> Supplied passage:
The lander named Opportunity has spent weeks poring over the first actual bedrock outcrop we've seen on Mars. Being near an outcrop was an accident: Mission controllers have been avoiding bedrock for 30 years for fear of putting their spacecraft in a precarious spot. This time geologists got their fond desire in Meridiani Planum.
Several lines of evidence, some stronger than others, point to the presence of liquid water here:
- The presence of sulfate minerals is the most conclusive. These clearly come from the evaporation of a brine, just as they do on Earth. The specific minerals foundjarosite and kieseriteare not what we typically find on Earth. The first is an iron sulfate, the second a magnesium compound, whereas Earth's most common sulfates are gypsum and anhydrite, which are calcium compounds. But a large field of basalt (which is high in iron and magnesium) might well produce such a calcium-poor mineral suite. So could a change in groundwater chemistry, which is always likely.

> Directions for this task:
Continue the passage about the Opportunity lander and signs of water on Mars from its last sentence. The records have nothing to do with the passage on Mars.

> Extracted information:
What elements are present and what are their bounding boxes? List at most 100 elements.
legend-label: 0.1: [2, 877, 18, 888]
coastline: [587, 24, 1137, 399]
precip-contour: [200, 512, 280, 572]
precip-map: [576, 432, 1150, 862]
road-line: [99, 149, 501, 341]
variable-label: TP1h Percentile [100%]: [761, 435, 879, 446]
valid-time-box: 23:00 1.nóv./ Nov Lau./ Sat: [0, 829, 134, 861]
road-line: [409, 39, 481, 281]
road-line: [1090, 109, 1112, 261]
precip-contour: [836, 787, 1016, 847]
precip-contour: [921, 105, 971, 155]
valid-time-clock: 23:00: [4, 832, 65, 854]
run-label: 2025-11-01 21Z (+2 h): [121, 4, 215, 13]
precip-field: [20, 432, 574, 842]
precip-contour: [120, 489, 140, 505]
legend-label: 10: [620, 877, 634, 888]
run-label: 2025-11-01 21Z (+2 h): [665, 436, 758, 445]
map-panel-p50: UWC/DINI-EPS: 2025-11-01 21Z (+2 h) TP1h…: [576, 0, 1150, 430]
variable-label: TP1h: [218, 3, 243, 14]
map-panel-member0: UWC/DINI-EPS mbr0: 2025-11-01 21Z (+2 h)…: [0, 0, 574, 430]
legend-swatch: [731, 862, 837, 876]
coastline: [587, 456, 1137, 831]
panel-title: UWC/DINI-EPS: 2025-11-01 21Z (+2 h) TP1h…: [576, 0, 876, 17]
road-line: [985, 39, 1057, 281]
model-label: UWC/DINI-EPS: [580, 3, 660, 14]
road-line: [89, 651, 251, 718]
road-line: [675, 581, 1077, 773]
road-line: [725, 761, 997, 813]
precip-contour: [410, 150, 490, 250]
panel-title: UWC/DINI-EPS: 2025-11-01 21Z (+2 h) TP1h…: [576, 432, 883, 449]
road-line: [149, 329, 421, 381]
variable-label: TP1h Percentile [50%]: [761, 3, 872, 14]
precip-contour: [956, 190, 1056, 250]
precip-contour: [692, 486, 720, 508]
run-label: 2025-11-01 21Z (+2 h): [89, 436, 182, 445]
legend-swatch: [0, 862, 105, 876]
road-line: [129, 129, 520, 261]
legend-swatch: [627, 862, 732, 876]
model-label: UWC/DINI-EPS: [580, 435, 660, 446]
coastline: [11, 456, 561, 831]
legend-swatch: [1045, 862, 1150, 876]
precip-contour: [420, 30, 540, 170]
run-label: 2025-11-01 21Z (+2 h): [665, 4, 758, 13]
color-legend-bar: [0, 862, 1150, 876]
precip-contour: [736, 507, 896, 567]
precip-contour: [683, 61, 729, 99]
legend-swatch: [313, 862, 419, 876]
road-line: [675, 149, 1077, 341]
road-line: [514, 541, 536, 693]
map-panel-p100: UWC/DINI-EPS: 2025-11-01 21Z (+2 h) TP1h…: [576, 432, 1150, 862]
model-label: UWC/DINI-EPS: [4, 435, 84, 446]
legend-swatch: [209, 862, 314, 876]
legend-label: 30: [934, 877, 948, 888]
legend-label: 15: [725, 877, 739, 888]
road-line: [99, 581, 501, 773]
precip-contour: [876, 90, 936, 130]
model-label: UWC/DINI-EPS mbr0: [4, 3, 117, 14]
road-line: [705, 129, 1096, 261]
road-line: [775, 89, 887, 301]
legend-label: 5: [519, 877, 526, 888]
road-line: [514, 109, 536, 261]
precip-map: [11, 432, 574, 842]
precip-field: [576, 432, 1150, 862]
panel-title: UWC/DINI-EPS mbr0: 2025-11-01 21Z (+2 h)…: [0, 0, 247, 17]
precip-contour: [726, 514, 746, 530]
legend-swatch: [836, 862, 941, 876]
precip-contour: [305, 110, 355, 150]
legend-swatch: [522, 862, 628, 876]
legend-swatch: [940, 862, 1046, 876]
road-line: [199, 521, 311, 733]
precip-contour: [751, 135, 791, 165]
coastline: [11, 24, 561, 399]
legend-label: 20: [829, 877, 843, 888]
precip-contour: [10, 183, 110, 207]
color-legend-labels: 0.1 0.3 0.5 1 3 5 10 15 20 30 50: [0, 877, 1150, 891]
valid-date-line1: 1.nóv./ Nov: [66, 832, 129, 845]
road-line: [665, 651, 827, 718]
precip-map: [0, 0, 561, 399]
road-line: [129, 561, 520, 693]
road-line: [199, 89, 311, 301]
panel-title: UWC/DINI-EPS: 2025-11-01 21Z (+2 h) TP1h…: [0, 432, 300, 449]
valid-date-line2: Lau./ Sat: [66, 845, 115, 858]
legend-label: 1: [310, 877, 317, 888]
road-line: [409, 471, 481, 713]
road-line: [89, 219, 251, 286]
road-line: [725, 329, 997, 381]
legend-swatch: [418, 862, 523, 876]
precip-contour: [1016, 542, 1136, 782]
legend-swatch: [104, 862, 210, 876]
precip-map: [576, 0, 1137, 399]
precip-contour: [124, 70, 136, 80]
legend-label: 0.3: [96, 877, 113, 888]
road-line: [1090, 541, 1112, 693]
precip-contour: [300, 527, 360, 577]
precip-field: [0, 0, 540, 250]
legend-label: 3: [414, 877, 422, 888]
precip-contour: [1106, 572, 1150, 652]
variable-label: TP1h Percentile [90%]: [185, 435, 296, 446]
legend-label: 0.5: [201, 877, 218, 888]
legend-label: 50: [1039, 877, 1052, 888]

> Answer to this task:
- The coin-shaped holes in the rock are vugs: openings created where mineral grains have been removed by dissolution. The most likely candidate for this mineral is gypsum (although barite and other less common sulfates also form tablet-shaped crystals). Both the formation of the crystals and their dissolution point to liquid water.
- The rocks show distinct signs of layering. This is a telltale mark of sedimentary rocks, but not necessarily of water. Windblown sediment also forms layers, as do some parts of volcanic ashfalls. The NASA researchers talked about crossbedding (as shown in this hoodoo rock), but the signs are rather faint. The temptation is very great to see crossbeds where they may not exist. It was a pleasure to see the geologists admitting their uncertainty.
- The spherulites, or "blueberries," have a random occurrence, as if they had not been carried with the sediment in a stream and strewn into layers. Also, the sediment has not slumped into place around them, as clay might slump around a pebble as it is compressed into stone. The NASA geologists argue that these features mean the spherules must have grown in place as concretions, which would indeed indicate groundwater.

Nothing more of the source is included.